Your instructions: Print out the entries below with no edits.

Data to use:

--------------------

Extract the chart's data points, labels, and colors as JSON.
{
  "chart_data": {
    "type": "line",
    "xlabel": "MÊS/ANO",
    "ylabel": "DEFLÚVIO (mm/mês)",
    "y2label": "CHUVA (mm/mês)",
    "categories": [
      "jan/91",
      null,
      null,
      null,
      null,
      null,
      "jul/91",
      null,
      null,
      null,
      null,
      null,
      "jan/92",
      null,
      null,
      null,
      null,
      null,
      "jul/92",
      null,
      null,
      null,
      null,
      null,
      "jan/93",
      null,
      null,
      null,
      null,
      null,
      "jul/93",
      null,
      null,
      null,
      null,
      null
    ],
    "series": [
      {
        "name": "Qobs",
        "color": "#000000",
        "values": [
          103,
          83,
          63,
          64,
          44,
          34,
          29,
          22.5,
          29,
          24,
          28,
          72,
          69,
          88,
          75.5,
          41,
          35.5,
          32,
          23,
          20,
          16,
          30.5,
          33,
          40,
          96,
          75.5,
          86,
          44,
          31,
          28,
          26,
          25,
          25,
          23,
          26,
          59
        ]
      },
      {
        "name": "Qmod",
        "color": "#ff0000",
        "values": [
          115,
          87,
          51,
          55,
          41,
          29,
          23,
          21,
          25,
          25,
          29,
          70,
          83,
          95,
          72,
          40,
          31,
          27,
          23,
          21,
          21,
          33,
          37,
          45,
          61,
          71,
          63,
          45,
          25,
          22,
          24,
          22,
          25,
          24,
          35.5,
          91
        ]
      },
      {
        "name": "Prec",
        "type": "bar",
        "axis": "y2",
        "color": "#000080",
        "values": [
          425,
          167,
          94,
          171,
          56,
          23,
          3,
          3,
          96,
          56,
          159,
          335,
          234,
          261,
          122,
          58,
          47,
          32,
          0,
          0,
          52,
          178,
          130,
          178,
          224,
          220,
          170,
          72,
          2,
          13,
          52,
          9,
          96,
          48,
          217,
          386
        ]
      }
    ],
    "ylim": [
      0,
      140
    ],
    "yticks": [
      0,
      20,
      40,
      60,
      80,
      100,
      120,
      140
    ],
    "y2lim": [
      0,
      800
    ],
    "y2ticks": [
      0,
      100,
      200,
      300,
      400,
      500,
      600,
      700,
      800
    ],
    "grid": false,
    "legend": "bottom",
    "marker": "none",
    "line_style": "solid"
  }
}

--------------------

Solution to the exercise:
Extract the chart's data points, labels, and colors as JSON.
{
  "chart_data": {
    "type": "line",
    "xlabel": "MÊS/ANO",
    "ylabel": "DEFLÚVIO (mm/mês)",
    "y2label": "CHUVA (mm/mês)",
    "categories": [
      "jan/91",
      null,
      null,
      null,
      null,
      null,
      "jul/91",
      null,
      null,
      null,
      null,
      null,
      "jan/92",
      null,
      null,
      null,
      null,
      null,
      "jul/92",
      null,
      null,
      null,
      null,
      null,
      "jan/93",
      null,
      null,
      null,
      null,
      null,
      "jul/93",
      null,
      null,
      null,
      null,
      null
    ],
    "series": [
      {
        "name": "Qobs",
        "color": "#000000",
        "values": [
          103,
          83,
          63,
          64,
          44,
          34,
          29,
          22.5,
          29,
          24,
          28,
          72,
          69,
          88,
          75.5,
          41,
          35.5,
          32,
          23,
          20,
          16,
          30.5,
          33,
          40,
          96,
          75.5,
          86,
          44,
          31,
          28,
          26,
          25,
          25,
          23,
          26,
          59
        ]
      },
      {
        "name": "Qmod",
        "color": "#ff0000",
        "values": [
          115,
          87,
          51,
          55,
          41,
          29,
          23,
          21,
          25,
          25,
          29,
          70,
          83,
          95,
          72,
          40,
          31,
          27,
          23,
          21,
          21,
          33,
          37,
          45,
          61,
          71,
          63,
          45,
          25,
          22,
          24,
          22,
          25,
          24,
          35.5,
          91
        ]
      },
      {
        "name": "Prec",
        "type": "bar",
        "axis": "y2",
        "color": "#000080",
        "values": [
          425,
          167,
          94,
          171,
          56,
          23,
          3,
          3,
          96,
          56,
          159,
          335,
          234,
          261,
          122,
          58,
          47,
          32,
          0,
          0,
          52,
          178,
          130,
          178,
          224,
          220,
          170,
          72,
          2,
          13,
          52,
          9,
          96,
          48,
          217,
          386
        ]
      }
    ],
    "ylim": [
      0,
      140
    ],
    "yticks": [
      0,
      20,
      40,
      60,
      80,
      100,
      120,
      140
    ],
    "y2lim": [
      0,
      800
    ],
    "y2ticks": [
      0,
      100,
      200,
      300,
      400,
      500,
      600,
      700,
      800
    ],
    "grid": false,
    "legend": "bottom",
    "marker": "none",
    "line_style": "solid"
  }
}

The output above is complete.